Check each line of the listing for the string "Approval", count the lines that have it, and answer with that number only.
>>
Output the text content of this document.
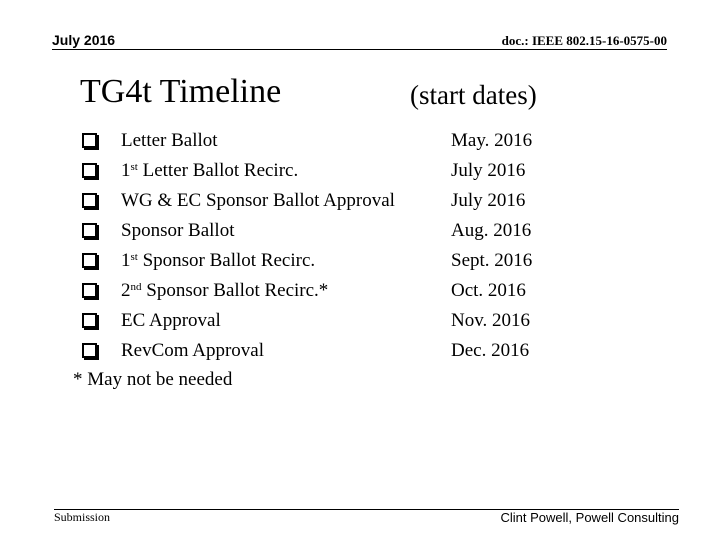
July 2016	doc.: IEEE 802.15-16-0575-00
TG4t Timeline	(start dates)
Letter Ballot	May. 2016
1st Letter Ballot Recirc.	July 2016
WG & EC Sponsor Ballot Approval	July 2016
Sponsor Ballot	Aug. 2016
1st Sponsor Ballot Recirc.	Sept. 2016
2nd Sponsor Ballot Recirc.*	Oct. 2016
EC Approval	Nov. 2016
RevCom Approval	Dec. 2016
* May not be needed
Submission	Clint Powell, Powell Consulting
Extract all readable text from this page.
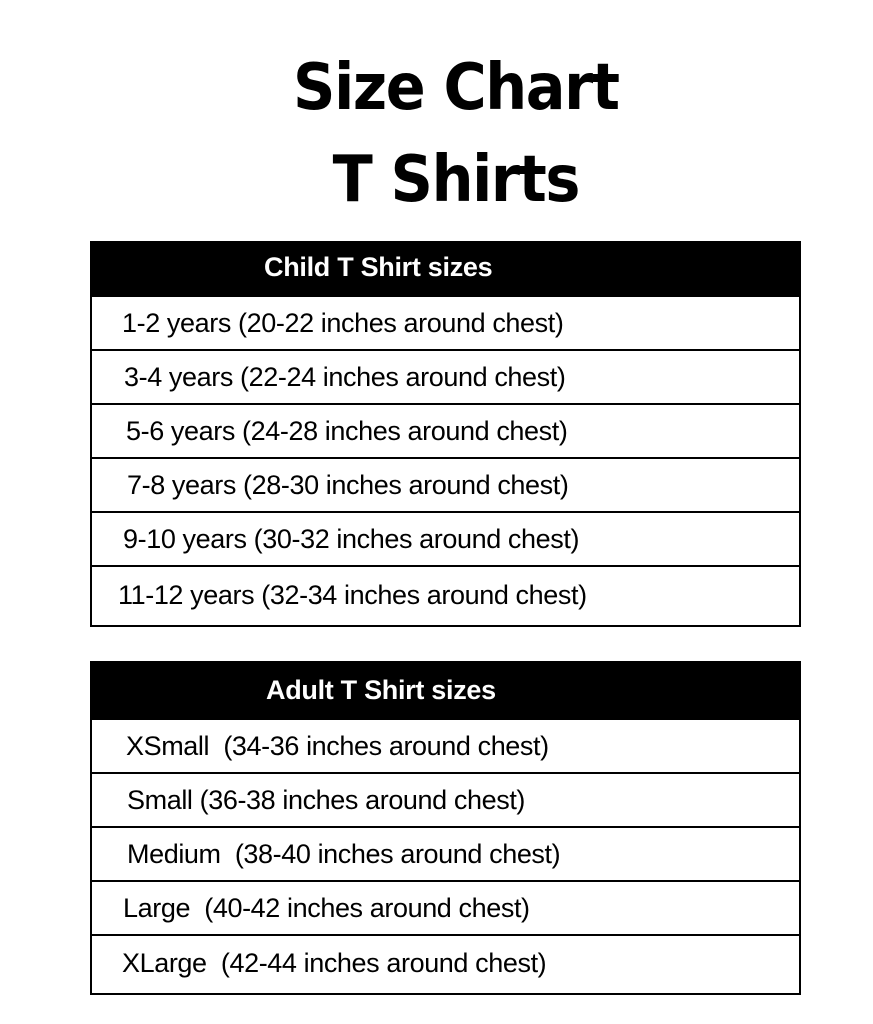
Size Chart
T Shirts
Child T Shirt sizes
1-2 years (20-22 inches around chest)
3-4 years (22-24 inches around chest)
5-6 years (24-28 inches around chest)
7-8 years (28-30 inches around chest)
9-10 years (30-32 inches around chest)
11-12 years (32-34 inches around chest)
Adult T Shirt sizes
XSmall  (34-36 inches around chest)
Small (36-38 inches around chest)
Medium  (38-40 inches around chest)
Large  (40-42 inches around chest)
XLarge  (42-44 inches around chest)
<<
== Solved exercise ==
3